[Supplied information start]
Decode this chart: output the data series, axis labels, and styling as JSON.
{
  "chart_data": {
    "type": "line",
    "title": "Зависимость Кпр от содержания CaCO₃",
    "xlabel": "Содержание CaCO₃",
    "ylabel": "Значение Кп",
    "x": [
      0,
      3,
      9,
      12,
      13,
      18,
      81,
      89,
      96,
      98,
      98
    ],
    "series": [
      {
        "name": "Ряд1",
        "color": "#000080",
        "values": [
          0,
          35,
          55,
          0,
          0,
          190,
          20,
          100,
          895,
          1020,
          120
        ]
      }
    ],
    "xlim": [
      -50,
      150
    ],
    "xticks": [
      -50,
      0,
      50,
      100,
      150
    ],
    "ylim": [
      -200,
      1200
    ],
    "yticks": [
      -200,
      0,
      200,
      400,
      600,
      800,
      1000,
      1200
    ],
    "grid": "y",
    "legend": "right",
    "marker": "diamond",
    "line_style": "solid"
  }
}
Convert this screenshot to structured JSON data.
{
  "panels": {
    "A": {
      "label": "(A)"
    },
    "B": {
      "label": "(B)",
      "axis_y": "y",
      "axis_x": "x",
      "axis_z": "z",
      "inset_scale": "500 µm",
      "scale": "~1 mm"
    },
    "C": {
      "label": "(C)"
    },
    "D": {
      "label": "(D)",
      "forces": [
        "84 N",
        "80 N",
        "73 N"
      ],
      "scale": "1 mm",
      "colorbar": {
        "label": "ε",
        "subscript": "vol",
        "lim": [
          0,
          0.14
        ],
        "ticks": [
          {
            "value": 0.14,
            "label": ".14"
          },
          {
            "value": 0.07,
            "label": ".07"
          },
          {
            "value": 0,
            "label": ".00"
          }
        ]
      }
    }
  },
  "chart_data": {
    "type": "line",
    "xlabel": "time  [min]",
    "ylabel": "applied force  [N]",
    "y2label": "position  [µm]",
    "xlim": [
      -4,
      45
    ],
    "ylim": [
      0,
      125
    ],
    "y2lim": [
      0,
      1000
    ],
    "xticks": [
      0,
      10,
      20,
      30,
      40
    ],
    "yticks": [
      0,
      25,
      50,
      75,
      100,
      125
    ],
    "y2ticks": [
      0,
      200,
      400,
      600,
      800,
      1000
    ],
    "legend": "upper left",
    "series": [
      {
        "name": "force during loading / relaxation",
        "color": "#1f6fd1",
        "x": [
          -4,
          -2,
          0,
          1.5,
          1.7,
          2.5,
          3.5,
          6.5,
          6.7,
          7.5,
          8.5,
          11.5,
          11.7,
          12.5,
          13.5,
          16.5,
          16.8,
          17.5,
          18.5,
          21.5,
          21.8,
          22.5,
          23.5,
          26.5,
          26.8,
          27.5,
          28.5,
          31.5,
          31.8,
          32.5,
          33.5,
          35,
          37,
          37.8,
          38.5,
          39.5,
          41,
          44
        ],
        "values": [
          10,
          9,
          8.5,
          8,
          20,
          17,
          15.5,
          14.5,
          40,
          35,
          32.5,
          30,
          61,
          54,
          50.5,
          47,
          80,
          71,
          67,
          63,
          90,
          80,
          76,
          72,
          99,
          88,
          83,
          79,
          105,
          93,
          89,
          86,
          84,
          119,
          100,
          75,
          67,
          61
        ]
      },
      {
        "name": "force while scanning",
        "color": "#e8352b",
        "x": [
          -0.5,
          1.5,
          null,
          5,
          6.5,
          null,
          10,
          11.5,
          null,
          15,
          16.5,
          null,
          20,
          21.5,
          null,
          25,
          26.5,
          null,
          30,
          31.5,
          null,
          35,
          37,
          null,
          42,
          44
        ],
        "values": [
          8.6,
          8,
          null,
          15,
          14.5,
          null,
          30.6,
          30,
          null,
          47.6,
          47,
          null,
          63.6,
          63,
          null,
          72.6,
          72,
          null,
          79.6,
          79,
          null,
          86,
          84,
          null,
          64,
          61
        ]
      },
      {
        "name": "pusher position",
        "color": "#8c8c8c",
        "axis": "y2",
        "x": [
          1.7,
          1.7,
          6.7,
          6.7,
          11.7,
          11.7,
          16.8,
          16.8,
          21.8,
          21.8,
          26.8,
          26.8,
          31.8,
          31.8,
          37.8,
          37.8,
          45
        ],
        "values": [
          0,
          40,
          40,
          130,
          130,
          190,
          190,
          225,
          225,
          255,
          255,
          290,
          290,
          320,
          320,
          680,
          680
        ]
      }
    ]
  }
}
[Supplied information end]
Extract the full set of entries word for word.

• _The response_:
Decode this chart: output the data series, axis labels, and styling as JSON.
{
  "chart_data": {
    "type": "line",
    "title": "Зависимость Кпр от содержания CaCO₃",
    "xlabel": "Содержание CaCO₃",
    "ylabel": "Значение Кп",
    "x": [
      0,
      3,
      9,
      12,
      13,
      18,
      81,
      89,
      96,
      98,
      98
    ],
    "series": [
      {
        "name": "Ряд1",
        "color": "#000080",
        "values": [
          0,
          35,
          55,
          0,
          0,
          190,
          20,
          100,
          895,
          1020,
          120
        ]
      }
    ],
    "xlim": [
      -50,
      150
    ],
    "xticks": [
      -50,
      0,
      50,
      100,
      150
    ],
    "ylim": [
      -200,
      1200
    ],
    "yticks": [
      -200,
      0,
      200,
      400,
      600,
      800,
      1000,
      1200
    ],
    "grid": "y",
    "legend": "right",
    "marker": "diamond",
    "line_style": "solid"
  }
}
Convert this screenshot to structured JSON data.
{
  "panels": {
    "A": {
      "label": "(A)"
    },
    "B": {
      "label": "(B)",
      "axis_y": "y",
      "axis_x": "x",
      "axis_z": "z",
      "inset_scale": "500 µm",
      "scale": "~1 mm"
    },
    "C": {
      "label": "(C)"
    },
    "D": {
      "label": "(D)",
      "forces": [
        "84 N",
        "80 N",
        "73 N"
      ],
      "scale": "1 mm",
      "colorbar": {
        "label": "ε",
        "subscript": "vol",
        "lim": [
          0,
          0.14
        ],
        "ticks": [
          {
            "value": 0.14,
            "label": ".14"
          },
          {
            "value": 0.07,
            "label": ".07"
          },
          {
            "value": 0,
            "label": ".00"
          }
        ]
      }
    }
  },
  "chart_data": {
    "type": "line",
    "xlabel": "time  [min]",
    "ylabel": "applied force  [N]",
    "y2label": "position  [µm]",
    "xlim": [
      -4,
      45
    ],
    "ylim": [
      0,
      125
    ],
    "y2lim": [
      0,
      1000
    ],
    "xticks": [
      0,
      10,
      20,
      30,
      40
    ],
    "yticks": [
      0,
      25,
      50,
      75,
      100,
      125
    ],
    "y2ticks": [
      0,
      200,
      400,
      600,
      800,
      1000
    ],
    "legend": "upper left",
    "series": [
      {
        "name": "force during loading / relaxation",
        "color": "#1f6fd1",
        "x": [
          -4,
          -2,
          0,
          1.5,
          1.7,
          2.5,
          3.5,
          6.5,
          6.7,
          7.5,
          8.5,
          11.5,
          11.7,
          12.5,
          13.5,
          16.5,
          16.8,
          17.5,
          18.5,
          21.5,
          21.8,
          22.5,
          23.5,
          26.5,
          26.8,
          27.5,
          28.5,
          31.5,
          31.8,
          32.5,
          33.5,
          35,
          37,
          37.8,
          38.5,
          39.5,
          41,
          44
        ],
        "values": [
          10,
          9,
          8.5,
          8,
          20,
          17,
          15.5,
          14.5,
          40,
          35,
          32.5,
          30,
          61,
          54,
          50.5,
          47,
          80,
          71,
          67,
          63,
          90,
          80,
          76,
          72,
          99,
          88,
          83,
          79,
          105,
          93,
          89,
          86,
          84,
          119,
          100,
          75,
          67,
          61
        ]
      },
      {
        "name": "force while scanning",
        "color": "#e8352b",
        "x": [
          -0.5,
          1.5,
          null,
          5,
          6.5,
          null,
          10,
          11.5,
          null,
          15,
          16.5,
          null,
          20,
          21.5,
          null,
          25,
          26.5,
          null,
          30,
          31.5,
          null,
          35,
          37,
          null,
          42,
          44
        ],
        "values": [
          8.6,
          8,
          null,
          15,
          14.5,
          null,
          30.6,
          30,
          null,
          47.6,
          47,
          null,
          63.6,
          63,
          null,
          72.6,
          72,
          null,
          79.6,
          79,
          null,
          86,
          84,
          null,
          64,
          61
        ]
      },
      {
        "name": "pusher position",
        "color": "#8c8c8c",
        "axis": "y2",
        "x": [
          1.7,
          1.7,
          6.7,
          6.7,
          11.7,
          11.7,
          16.8,
          16.8,
          21.8,
          21.8,
          26.8,
          26.8,
          31.8,
          31.8,
          37.8,
          37.8,
          45
        ],
        "values": [
          0,
          40,
          40,
          130,
          130,
          190,
          190,
          225,
          225,
          255,
          255,
          290,
          290,
          320,
          320,
          680,
          680
        ]
      }
    ]
  }
}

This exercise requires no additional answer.